DO THIS:
Repeat the material below exactly, line for line.

▶

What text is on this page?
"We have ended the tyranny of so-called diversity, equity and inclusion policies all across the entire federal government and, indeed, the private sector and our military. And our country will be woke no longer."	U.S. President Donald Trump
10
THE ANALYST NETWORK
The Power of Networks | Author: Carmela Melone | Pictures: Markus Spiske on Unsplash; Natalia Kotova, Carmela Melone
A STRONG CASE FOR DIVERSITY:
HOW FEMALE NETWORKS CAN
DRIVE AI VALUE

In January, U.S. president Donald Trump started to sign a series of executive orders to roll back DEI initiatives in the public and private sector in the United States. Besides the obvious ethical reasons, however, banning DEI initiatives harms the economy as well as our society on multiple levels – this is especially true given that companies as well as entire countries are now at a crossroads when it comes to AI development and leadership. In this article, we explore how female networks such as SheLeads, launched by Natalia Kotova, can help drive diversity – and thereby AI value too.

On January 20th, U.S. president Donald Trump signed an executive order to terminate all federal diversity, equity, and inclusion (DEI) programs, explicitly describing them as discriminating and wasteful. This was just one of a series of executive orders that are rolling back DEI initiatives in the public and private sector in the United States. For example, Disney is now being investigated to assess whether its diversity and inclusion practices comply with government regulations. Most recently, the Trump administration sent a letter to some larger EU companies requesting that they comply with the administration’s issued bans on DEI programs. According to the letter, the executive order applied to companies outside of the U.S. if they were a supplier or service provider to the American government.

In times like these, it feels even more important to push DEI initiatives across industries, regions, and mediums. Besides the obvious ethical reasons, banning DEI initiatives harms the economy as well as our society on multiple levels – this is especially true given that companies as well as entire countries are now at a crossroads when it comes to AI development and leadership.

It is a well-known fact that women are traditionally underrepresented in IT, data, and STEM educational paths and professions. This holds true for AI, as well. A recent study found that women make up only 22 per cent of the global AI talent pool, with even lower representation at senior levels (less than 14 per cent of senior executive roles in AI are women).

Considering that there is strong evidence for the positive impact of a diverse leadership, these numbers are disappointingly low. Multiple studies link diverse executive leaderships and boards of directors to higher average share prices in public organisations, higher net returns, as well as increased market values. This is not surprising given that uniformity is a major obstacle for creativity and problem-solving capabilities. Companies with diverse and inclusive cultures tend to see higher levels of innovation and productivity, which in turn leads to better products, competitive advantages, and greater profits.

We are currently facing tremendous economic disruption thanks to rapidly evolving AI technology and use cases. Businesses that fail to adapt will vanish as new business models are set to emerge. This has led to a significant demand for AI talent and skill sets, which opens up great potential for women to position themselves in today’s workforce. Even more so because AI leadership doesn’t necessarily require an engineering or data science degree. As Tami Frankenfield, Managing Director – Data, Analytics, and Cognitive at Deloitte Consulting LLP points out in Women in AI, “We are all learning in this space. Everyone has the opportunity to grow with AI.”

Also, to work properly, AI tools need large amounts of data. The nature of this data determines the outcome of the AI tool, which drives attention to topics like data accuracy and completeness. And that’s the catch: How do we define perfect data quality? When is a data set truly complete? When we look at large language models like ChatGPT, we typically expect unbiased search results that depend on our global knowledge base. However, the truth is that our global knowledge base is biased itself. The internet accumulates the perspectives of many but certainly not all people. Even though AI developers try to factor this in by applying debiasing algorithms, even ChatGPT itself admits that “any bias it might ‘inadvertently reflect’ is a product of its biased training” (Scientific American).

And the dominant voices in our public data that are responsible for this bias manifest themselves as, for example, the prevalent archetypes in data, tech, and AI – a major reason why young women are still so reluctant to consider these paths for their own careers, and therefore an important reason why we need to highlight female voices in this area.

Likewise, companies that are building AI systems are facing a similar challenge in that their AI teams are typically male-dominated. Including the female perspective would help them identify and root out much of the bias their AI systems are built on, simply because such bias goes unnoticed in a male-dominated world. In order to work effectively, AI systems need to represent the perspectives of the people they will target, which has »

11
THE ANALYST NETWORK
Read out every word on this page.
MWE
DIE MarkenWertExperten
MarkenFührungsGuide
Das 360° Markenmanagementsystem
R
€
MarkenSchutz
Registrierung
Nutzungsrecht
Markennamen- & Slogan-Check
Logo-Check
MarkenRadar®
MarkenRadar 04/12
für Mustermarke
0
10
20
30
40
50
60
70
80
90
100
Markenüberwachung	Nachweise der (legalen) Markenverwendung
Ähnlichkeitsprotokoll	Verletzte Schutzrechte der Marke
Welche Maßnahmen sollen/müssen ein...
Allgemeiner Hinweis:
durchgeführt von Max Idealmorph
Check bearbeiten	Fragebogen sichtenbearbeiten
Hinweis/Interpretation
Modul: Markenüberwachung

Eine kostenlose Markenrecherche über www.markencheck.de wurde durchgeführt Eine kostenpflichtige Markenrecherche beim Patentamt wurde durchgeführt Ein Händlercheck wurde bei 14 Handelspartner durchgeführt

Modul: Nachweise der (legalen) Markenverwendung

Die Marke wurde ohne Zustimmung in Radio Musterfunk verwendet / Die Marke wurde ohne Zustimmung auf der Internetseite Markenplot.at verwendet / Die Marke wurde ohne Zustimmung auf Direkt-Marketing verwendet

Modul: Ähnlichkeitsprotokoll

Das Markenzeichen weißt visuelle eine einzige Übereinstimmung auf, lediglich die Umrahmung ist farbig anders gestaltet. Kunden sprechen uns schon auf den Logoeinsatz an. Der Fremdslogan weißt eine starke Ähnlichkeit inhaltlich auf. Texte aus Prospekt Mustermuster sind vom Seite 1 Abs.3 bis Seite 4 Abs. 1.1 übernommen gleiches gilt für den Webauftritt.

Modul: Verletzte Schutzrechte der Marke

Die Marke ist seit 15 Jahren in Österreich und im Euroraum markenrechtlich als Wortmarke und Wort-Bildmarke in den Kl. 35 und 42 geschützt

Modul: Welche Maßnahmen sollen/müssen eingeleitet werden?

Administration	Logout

◀

EXPECTED OUTPUT:
What text is on this page?
"We have ended the tyranny of so-called diversity, equity and inclusion policies all across the entire federal government and, indeed, the private sector and our military. And our country will be woke no longer."	U.S. President Donald Trump
10
THE ANALYST NETWORK
The Power of Networks | Author: Carmela Melone | Pictures: Markus Spiske on Unsplash; Natalia Kotova, Carmela Melone
A STRONG CASE FOR DIVERSITY:
HOW FEMALE NETWORKS CAN
DRIVE AI VALUE

In January, U.S. president Donald Trump started to sign a series of executive orders to roll back DEI initiatives in the public and private sector in the United States. Besides the obvious ethical reasons, however, banning DEI initiatives harms the economy as well as our society on multiple levels – this is especially true given that companies as well as entire countries are now at a crossroads when it comes to AI development and leadership. In this article, we explore how female networks such as SheLeads, launched by Natalia Kotova, can help drive diversity – and thereby AI value too.

On January 20th, U.S. president Donald Trump signed an executive order to terminate all federal diversity, equity, and inclusion (DEI) programs, explicitly describing them as discriminating and wasteful. This was just one of a series of executive orders that are rolling back DEI initiatives in the public and private sector in the United States. For example, Disney is now being investigated to assess whether its diversity and inclusion practices comply with government regulations. Most recently, the Trump administration sent a letter to some larger EU companies requesting that they comply with the administration’s issued bans on DEI programs. According to the letter, the executive order applied to companies outside of the U.S. if they were a supplier or service provider to the American government.

In times like these, it feels even more important to push DEI initiatives across industries, regions, and mediums. Besides the obvious ethical reasons, banning DEI initiatives harms the economy as well as our society on multiple levels – this is especially true given that companies as well as entire countries are now at a crossroads when it comes to AI development and leadership.

It is a well-known fact that women are traditionally underrepresented in IT, data, and STEM educational paths and professions. This holds true for AI, as well. A recent study found that women make up only 22 per cent of the global AI talent pool, with even lower representation at senior levels (less than 14 per cent of senior executive roles in AI are women).

Considering that there is strong evidence for the positive impact of a diverse leadership, these numbers are disappointingly low. Multiple studies link diverse executive leaderships and boards of directors to higher average share prices in public organisations, higher net returns, as well as increased market values. This is not surprising given that uniformity is a major obstacle for creativity and problem-solving capabilities. Companies with diverse and inclusive cultures tend to see higher levels of innovation and productivity, which in turn leads to better products, competitive advantages, and greater profits.

We are currently facing tremendous economic disruption thanks to rapidly evolving AI technology and use cases. Businesses that fail to adapt will vanish as new business models are set to emerge. This has led to a significant demand for AI talent and skill sets, which opens up great potential for women to position themselves in today’s workforce. Even more so because AI leadership doesn’t necessarily require an engineering or data science degree. As Tami Frankenfield, Managing Director – Data, Analytics, and Cognitive at Deloitte Consulting LLP points out in Women in AI, “We are all learning in this space. Everyone has the opportunity to grow with AI.”

Also, to work properly, AI tools need large amounts of data. The nature of this data determines the outcome of the AI tool, which drives attention to topics like data accuracy and completeness. And that’s the catch: How do we define perfect data quality? When is a data set truly complete? When we look at large language models like ChatGPT, we typically expect unbiased search results that depend on our global knowledge base. However, the truth is that our global knowledge base is biased itself. The internet accumulates the perspectives of many but certainly not all people. Even though AI developers try to factor this in by applying debiasing algorithms, even ChatGPT itself admits that “any bias it might ‘inadvertently reflect’ is a product of its biased training” (Scientific American).

And the dominant voices in our public data that are responsible for this bias manifest themselves as, for example, the prevalent archetypes in data, tech, and AI – a major reason why young women are still so reluctant to consider these paths for their own careers, and therefore an important reason why we need to highlight female voices in this area.

Likewise, companies that are building AI systems are facing a similar challenge in that their AI teams are typically male-dominated. Including the female perspective would help them identify and root out much of the bias their AI systems are built on, simply because such bias goes unnoticed in a male-dominated world. In order to work effectively, AI systems need to represent the perspectives of the people they will target, which has »

11
THE ANALYST NETWORK
Read out every word on this page.
MWE
DIE MarkenWertExperten
MarkenFührungsGuide
Das 360° Markenmanagementsystem
R
€
MarkenSchutz
Registrierung
Nutzungsrecht
Markennamen- & Slogan-Check
Logo-Check
MarkenRadar®
MarkenRadar 04/12
für Mustermarke
0
10
20
30
40
50
60
70
80
90
100
Markenüberwachung	Nachweise der (legalen) Markenverwendung
Ähnlichkeitsprotokoll	Verletzte Schutzrechte der Marke
Welche Maßnahmen sollen/müssen ein...
Allgemeiner Hinweis:
durchgeführt von Max Idealmorph
Check bearbeiten	Fragebogen sichtenbearbeiten
Hinweis/Interpretation
Modul: Markenüberwachung

Eine kostenlose Markenrecherche über www.markencheck.de wurde durchgeführt Eine kostenpflichtige Markenrecherche beim Patentamt wurde durchgeführt Ein Händlercheck wurde bei 14 Handelspartner durchgeführt

Modul: Nachweise der (legalen) Markenverwendung

Die Marke wurde ohne Zustimmung in Radio Musterfunk verwendet / Die Marke wurde ohne Zustimmung auf der Internetseite Markenplot.at verwendet / Die Marke wurde ohne Zustimmung auf Direkt-Marketing verwendet

Modul: Ähnlichkeitsprotokoll

Das Markenzeichen weißt visuelle eine einzige Übereinstimmung auf, lediglich die Umrahmung ist farbig anders gestaltet. Kunden sprechen uns schon auf den Logoeinsatz an. Der Fremdslogan weißt eine starke Ähnlichkeit inhaltlich auf. Texte aus Prospekt Mustermuster sind vom Seite 1 Abs.3 bis Seite 4 Abs. 1.1 übernommen gleiches gilt für den Webauftritt.

Modul: Verletzte Schutzrechte der Marke

Die Marke ist seit 15 Jahren in Österreich und im Euroraum markenrechtlich als Wortmarke und Wort-Bildmarke in den Kl. 35 und 42 geschützt

Modul: Welche Maßnahmen sollen/müssen eingeleitet werden?

Administration	Logout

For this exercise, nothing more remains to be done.